Start of Material
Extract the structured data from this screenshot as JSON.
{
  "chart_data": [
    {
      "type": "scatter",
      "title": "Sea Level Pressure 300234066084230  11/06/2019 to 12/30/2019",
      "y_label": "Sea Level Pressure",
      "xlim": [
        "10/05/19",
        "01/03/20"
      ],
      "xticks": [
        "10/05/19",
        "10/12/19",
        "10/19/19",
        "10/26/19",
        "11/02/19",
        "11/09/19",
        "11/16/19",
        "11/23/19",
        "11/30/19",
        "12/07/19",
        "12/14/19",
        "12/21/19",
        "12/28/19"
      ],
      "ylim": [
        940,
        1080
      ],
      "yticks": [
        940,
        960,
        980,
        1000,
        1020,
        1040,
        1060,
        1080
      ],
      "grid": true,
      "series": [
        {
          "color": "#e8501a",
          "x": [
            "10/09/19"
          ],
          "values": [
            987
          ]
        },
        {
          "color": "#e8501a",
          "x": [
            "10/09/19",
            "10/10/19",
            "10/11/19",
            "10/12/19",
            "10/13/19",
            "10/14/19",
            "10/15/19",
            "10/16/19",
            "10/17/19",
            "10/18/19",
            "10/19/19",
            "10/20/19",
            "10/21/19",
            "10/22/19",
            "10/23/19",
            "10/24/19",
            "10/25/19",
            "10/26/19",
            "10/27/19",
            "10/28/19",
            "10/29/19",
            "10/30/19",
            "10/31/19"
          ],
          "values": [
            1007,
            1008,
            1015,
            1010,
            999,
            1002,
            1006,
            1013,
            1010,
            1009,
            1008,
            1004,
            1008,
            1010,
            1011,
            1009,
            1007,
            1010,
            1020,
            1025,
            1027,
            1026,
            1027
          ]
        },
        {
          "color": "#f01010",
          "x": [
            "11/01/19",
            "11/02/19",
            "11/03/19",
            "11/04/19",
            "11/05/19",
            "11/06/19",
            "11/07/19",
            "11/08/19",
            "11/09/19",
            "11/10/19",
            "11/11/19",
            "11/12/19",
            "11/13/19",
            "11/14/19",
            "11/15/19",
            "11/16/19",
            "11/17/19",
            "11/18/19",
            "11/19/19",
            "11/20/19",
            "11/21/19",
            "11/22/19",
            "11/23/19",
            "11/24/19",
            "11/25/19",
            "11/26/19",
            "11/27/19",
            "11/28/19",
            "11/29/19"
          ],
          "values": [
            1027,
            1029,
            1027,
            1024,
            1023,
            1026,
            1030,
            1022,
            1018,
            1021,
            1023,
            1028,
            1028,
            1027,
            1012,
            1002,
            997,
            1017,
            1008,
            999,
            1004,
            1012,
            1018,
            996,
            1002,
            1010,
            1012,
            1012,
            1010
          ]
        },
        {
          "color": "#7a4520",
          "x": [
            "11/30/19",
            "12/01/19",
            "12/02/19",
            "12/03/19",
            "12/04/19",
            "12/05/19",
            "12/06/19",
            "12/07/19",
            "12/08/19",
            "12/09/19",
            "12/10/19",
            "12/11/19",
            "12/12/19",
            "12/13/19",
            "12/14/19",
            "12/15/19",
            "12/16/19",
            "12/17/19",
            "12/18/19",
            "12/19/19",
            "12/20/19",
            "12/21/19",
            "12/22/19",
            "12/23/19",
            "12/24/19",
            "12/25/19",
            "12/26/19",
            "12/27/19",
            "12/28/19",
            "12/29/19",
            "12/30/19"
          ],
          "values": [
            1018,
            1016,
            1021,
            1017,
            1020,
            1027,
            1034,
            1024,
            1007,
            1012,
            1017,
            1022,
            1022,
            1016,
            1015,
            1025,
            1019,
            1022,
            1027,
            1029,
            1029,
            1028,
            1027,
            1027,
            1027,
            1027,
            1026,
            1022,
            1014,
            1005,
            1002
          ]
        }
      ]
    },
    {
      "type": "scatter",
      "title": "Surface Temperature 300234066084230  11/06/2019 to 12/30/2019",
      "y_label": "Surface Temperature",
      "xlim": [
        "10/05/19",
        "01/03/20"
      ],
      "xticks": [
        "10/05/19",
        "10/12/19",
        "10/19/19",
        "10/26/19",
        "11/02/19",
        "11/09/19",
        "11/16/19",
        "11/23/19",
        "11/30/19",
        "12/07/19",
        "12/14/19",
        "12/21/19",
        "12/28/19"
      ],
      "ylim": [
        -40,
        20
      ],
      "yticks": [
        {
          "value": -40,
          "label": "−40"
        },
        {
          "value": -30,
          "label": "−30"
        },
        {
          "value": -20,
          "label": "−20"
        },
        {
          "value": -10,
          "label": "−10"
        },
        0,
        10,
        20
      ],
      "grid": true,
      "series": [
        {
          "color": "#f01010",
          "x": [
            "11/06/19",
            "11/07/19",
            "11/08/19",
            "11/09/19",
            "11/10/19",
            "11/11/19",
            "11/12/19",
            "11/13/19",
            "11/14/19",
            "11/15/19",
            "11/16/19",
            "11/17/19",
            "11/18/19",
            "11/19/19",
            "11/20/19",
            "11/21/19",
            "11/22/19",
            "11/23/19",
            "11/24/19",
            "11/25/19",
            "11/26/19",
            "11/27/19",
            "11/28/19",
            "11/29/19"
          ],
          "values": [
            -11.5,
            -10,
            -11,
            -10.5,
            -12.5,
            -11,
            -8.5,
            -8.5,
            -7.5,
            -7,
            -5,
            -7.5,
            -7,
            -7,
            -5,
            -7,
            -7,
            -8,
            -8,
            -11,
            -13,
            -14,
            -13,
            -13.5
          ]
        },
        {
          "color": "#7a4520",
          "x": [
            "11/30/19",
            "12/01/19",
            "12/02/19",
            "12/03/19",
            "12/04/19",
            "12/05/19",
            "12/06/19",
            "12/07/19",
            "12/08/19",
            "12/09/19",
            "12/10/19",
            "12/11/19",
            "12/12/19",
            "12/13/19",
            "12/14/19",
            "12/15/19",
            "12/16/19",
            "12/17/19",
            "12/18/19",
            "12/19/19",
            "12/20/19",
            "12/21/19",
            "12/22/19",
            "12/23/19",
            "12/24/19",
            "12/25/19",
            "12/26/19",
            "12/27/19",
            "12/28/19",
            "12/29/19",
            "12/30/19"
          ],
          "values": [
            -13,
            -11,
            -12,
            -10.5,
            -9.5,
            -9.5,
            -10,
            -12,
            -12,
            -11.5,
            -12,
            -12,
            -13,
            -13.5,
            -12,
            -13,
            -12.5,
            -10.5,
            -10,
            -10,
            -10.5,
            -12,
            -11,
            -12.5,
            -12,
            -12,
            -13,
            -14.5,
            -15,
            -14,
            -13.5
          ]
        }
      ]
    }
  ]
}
End of Material
Your task
Tally up the lines in the records containing the word "Temperature", then give the count and nothing else.

Problem solution
2